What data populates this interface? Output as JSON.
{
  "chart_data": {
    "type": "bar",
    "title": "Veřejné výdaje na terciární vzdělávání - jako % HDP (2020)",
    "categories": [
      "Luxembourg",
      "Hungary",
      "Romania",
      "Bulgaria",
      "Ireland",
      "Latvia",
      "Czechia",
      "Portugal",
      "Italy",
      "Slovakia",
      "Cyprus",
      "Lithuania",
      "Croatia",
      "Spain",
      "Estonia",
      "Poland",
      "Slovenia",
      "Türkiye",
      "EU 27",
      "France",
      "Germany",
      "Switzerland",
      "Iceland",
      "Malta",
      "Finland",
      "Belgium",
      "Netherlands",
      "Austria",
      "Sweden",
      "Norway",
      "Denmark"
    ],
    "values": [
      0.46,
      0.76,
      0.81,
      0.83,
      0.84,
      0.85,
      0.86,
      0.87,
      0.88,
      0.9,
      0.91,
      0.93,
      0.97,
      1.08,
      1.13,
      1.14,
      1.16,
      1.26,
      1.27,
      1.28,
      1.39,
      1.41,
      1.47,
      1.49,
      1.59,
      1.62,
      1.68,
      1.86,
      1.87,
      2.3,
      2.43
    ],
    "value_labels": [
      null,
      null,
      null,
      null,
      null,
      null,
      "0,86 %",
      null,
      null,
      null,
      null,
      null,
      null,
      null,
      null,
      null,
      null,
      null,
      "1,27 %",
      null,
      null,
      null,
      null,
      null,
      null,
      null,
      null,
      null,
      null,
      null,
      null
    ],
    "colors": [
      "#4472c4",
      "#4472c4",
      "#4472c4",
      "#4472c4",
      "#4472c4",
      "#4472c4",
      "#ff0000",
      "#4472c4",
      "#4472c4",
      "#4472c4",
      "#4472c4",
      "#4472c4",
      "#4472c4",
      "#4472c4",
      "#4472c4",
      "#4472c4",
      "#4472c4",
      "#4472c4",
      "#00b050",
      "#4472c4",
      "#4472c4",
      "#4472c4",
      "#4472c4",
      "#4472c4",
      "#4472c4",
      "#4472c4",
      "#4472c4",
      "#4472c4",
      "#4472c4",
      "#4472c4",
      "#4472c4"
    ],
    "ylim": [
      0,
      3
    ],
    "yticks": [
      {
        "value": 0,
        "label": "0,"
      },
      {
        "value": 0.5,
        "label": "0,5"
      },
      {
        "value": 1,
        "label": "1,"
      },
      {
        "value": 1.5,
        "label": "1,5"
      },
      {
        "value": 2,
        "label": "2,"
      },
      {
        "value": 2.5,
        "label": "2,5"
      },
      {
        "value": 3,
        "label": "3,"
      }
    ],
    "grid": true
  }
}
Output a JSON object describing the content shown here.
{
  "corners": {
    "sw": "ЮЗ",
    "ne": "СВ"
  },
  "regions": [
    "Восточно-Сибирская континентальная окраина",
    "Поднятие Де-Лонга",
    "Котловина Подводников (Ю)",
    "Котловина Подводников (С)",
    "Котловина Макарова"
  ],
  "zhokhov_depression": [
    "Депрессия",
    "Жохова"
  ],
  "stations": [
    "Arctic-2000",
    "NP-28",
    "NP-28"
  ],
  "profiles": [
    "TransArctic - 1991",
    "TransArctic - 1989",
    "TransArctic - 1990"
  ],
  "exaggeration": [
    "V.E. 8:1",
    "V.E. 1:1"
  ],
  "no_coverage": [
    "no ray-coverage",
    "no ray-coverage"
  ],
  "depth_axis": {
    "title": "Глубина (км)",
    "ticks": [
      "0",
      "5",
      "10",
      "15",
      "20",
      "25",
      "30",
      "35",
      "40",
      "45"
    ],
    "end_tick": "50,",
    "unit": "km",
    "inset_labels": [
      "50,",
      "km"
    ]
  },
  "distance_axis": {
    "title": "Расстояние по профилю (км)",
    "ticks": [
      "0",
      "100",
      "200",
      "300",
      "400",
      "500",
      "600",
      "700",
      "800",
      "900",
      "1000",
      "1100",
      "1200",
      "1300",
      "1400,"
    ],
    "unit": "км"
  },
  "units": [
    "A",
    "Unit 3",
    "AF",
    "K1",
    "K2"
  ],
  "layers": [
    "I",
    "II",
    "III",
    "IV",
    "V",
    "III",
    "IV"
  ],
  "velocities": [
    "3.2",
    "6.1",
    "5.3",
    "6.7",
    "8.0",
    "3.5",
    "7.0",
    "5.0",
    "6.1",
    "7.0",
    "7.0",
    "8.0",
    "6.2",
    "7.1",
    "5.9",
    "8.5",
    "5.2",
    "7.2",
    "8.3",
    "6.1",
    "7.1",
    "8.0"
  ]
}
■ ■ ■ ■ ■ ■ ■
→ Objective
Gather all the lines that include the word "TransArctic" and copy them out.

→ Exercise response
    "TransArctic - 1991",
    "TransArctic - 1989",
    "TransArctic - 1990"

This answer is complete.